[start]

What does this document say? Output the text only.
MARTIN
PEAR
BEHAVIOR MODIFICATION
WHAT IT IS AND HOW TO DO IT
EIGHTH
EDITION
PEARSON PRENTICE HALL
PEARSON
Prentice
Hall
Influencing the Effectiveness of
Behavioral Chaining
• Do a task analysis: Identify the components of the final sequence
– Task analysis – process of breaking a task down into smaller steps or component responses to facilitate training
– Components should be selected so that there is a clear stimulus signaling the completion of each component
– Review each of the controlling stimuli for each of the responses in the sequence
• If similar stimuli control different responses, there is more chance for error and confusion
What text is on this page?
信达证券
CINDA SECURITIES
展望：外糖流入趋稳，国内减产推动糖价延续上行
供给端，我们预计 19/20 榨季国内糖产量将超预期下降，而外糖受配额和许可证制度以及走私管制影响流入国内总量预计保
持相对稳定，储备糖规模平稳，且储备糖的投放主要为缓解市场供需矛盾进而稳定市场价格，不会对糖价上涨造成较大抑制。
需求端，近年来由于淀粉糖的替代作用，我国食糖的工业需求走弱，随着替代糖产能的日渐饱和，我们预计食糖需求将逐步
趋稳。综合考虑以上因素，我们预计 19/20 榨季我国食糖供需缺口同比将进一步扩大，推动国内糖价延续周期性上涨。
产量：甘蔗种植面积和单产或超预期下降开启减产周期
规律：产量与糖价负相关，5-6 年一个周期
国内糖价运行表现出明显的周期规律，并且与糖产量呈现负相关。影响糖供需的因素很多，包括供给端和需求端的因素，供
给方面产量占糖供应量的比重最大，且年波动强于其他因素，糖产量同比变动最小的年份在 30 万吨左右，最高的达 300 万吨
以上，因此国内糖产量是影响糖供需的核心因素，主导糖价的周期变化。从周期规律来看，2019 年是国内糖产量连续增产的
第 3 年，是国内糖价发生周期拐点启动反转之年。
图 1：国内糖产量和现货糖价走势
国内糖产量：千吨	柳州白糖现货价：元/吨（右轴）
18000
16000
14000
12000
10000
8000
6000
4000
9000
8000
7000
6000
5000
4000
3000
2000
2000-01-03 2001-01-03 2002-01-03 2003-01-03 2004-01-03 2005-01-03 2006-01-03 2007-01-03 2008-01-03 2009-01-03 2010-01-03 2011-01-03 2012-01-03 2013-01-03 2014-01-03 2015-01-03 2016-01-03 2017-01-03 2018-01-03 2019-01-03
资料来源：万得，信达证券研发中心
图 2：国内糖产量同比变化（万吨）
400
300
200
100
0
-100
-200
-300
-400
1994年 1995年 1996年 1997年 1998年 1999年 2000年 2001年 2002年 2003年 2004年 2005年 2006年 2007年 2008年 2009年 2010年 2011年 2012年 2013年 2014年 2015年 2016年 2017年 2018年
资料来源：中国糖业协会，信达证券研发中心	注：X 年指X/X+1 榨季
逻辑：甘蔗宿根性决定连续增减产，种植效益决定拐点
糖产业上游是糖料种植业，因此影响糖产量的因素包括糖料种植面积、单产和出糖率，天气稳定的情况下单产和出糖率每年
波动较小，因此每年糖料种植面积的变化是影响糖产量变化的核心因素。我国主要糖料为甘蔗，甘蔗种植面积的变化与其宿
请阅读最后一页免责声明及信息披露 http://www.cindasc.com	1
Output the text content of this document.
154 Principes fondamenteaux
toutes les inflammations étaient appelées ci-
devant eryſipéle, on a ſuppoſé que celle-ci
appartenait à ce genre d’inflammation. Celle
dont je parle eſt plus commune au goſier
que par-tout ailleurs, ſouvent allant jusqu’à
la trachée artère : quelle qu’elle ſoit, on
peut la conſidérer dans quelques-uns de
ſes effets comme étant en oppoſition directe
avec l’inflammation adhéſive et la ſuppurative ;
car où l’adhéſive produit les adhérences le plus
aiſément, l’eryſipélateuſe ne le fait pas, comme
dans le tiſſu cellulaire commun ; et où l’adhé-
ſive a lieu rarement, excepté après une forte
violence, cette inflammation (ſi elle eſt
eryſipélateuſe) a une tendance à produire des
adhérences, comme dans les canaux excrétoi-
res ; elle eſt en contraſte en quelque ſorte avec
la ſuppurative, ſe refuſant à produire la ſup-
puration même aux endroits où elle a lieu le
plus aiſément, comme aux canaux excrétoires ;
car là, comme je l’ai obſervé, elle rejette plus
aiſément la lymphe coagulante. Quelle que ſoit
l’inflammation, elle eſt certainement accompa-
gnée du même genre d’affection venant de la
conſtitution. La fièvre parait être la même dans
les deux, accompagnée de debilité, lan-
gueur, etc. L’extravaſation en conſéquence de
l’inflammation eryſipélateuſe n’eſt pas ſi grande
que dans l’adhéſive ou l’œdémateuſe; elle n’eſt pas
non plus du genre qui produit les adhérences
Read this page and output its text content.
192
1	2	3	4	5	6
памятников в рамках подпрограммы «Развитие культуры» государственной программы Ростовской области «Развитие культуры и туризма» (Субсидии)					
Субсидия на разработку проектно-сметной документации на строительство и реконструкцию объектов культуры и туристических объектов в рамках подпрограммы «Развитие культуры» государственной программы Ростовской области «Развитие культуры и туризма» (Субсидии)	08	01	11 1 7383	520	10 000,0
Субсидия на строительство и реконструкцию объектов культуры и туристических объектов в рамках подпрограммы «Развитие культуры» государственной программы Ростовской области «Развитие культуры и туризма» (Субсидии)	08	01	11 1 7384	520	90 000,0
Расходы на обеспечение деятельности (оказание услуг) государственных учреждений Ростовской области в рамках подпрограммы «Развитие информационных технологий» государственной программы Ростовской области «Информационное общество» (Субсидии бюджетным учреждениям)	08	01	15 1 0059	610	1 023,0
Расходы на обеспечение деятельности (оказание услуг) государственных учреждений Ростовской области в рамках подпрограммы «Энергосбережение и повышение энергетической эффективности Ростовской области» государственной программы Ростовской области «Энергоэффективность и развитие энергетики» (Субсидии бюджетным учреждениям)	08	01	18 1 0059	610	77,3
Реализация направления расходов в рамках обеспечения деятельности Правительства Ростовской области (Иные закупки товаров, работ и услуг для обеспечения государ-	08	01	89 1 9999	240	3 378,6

[end]

WHAT THE TASK ASKS »
Reproduce the full set of records precisely.

ANSWER TO THIS PROBLEM »
What does this document say? Output the text only.
MARTIN
PEAR
BEHAVIOR MODIFICATION
WHAT IT IS AND HOW TO DO IT
EIGHTH
EDITION
PEARSON PRENTICE HALL
PEARSON
Prentice
Hall
Influencing the Effectiveness of
Behavioral Chaining
• Do a task analysis: Identify the components of the final sequence
– Task analysis – process of breaking a task down into smaller steps or component responses to facilitate training
– Components should be selected so that there is a clear stimulus signaling the completion of each component
– Review each of the controlling stimuli for each of the responses in the sequence
• If similar stimuli control different responses, there is more chance for error and confusion
What text is on this page?
信达证券
CINDA SECURITIES
展望：外糖流入趋稳，国内减产推动糖价延续上行
供给端，我们预计 19/20 榨季国内糖产量将超预期下降，而外糖受配额和许可证制度以及走私管制影响流入国内总量预计保
持相对稳定，储备糖规模平稳，且储备糖的投放主要为缓解市场供需矛盾进而稳定市场价格，不会对糖价上涨造成较大抑制。
需求端，近年来由于淀粉糖的替代作用，我国食糖的工业需求走弱，随着替代糖产能的日渐饱和，我们预计食糖需求将逐步
趋稳。综合考虑以上因素，我们预计 19/20 榨季我国食糖供需缺口同比将进一步扩大，推动国内糖价延续周期性上涨。
产量：甘蔗种植面积和单产或超预期下降开启减产周期
规律：产量与糖价负相关，5-6 年一个周期
国内糖价运行表现出明显的周期规律，并且与糖产量呈现负相关。影响糖供需的因素很多，包括供给端和需求端的因素，供
给方面产量占糖供应量的比重最大，且年波动强于其他因素，糖产量同比变动最小的年份在 30 万吨左右，最高的达 300 万吨
以上，因此国内糖产量是影响糖供需的核心因素，主导糖价的周期变化。从周期规律来看，2019 年是国内糖产量连续增产的
第 3 年，是国内糖价发生周期拐点启动反转之年。
图 1：国内糖产量和现货糖价走势
国内糖产量：千吨	柳州白糖现货价：元/吨（右轴）
18000
16000
14000
12000
10000
8000
6000
4000
9000
8000
7000
6000
5000
4000
3000
2000
2000-01-03 2001-01-03 2002-01-03 2003-01-03 2004-01-03 2005-01-03 2006-01-03 2007-01-03 2008-01-03 2009-01-03 2010-01-03 2011-01-03 2012-01-03 2013-01-03 2014-01-03 2015-01-03 2016-01-03 2017-01-03 2018-01-03 2019-01-03
资料来源：万得，信达证券研发中心
图 2：国内糖产量同比变化（万吨）
400
300
200
100
0
-100
-200
-300
-400
1994年 1995年 1996年 1997年 1998年 1999年 2000年 2001年 2002年 2003年 2004年 2005年 2006年 2007年 2008年 2009年 2010年 2011年 2012年 2013年 2014年 2015年 2016年 2017年 2018年
资料来源：中国糖业协会，信达证券研发中心	注：X 年指X/X+1 榨季
逻辑：甘蔗宿根性决定连续增减产，种植效益决定拐点
糖产业上游是糖料种植业，因此影响糖产量的因素包括糖料种植面积、单产和出糖率，天气稳定的情况下单产和出糖率每年
波动较小，因此每年糖料种植面积的变化是影响糖产量变化的核心因素。我国主要糖料为甘蔗，甘蔗种植面积的变化与其宿
请阅读最后一页免责声明及信息披露 http://www.cindasc.com	1
Output the text content of this document.
154 Principes fondamenteaux
toutes les inflammations étaient appelées ci-
devant eryſipéle, on a ſuppoſé que celle-ci
appartenait à ce genre d’inflammation. Celle
dont je parle eſt plus commune au goſier
que par-tout ailleurs, ſouvent allant jusqu’à
la trachée artère : quelle qu’elle ſoit, on
peut la conſidérer dans quelques-uns de
ſes effets comme étant en oppoſition directe
avec l’inflammation adhéſive et la ſuppurative ;
car où l’adhéſive produit les adhérences le plus
aiſément, l’eryſipélateuſe ne le fait pas, comme
dans le tiſſu cellulaire commun ; et où l’adhé-
ſive a lieu rarement, excepté après une forte
violence, cette inflammation (ſi elle eſt
eryſipélateuſe) a une tendance à produire des
adhérences, comme dans les canaux excrétoi-
res ; elle eſt en contraſte en quelque ſorte avec
la ſuppurative, ſe refuſant à produire la ſup-
puration même aux endroits où elle a lieu le
plus aiſément, comme aux canaux excrétoires ;
car là, comme je l’ai obſervé, elle rejette plus
aiſément la lymphe coagulante. Quelle que ſoit
l’inflammation, elle eſt certainement accompa-
gnée du même genre d’affection venant de la
conſtitution. La fièvre parait être la même dans
les deux, accompagnée de debilité, lan-
gueur, etc. L’extravaſation en conſéquence de
l’inflammation eryſipélateuſe n’eſt pas ſi grande
que dans l’adhéſive ou l’œdémateuſe; elle n’eſt pas
non plus du genre qui produit les adhérences
Read this page and output its text content.
192
1	2	3	4	5	6
памятников в рамках подпрограммы «Развитие культуры» государственной программы Ростовской области «Развитие культуры и туризма» (Субсидии)					
Субсидия на разработку проектно-сметной документации на строительство и реконструкцию объектов культуры и туристических объектов в рамках подпрограммы «Развитие культуры» государственной программы Ростовской области «Развитие культуры и туризма» (Субсидии)	08	01	11 1 7383	520	10 000,0
Субсидия на строительство и реконструкцию объектов культуры и туристических объектов в рамках подпрограммы «Развитие культуры» государственной программы Ростовской области «Развитие культуры и туризма» (Субсидии)	08	01	11 1 7384	520	90 000,0
Расходы на обеспечение деятельности (оказание услуг) государственных учреждений Ростовской области в рамках подпрограммы «Развитие информационных технологий» государственной программы Ростовской области «Информационное общество» (Субсидии бюджетным учреждениям)	08	01	15 1 0059	610	1 023,0
Расходы на обеспечение деятельности (оказание услуг) государственных учреждений Ростовской области в рамках подпрограммы «Энергосбережение и повышение энергетической эффективности Ростовской области» государственной программы Ростовской области «Энергоэффективность и развитие энергетики» (Субсидии бюджетным учреждениям)	08	01	18 1 0059	610	77,3
Реализация направления расходов в рамках обеспечения деятельности Правительства Ростовской области (Иные закупки товаров, работ и услуг для обеспечения государ-	08	01	89 1 9999	240	3 378,6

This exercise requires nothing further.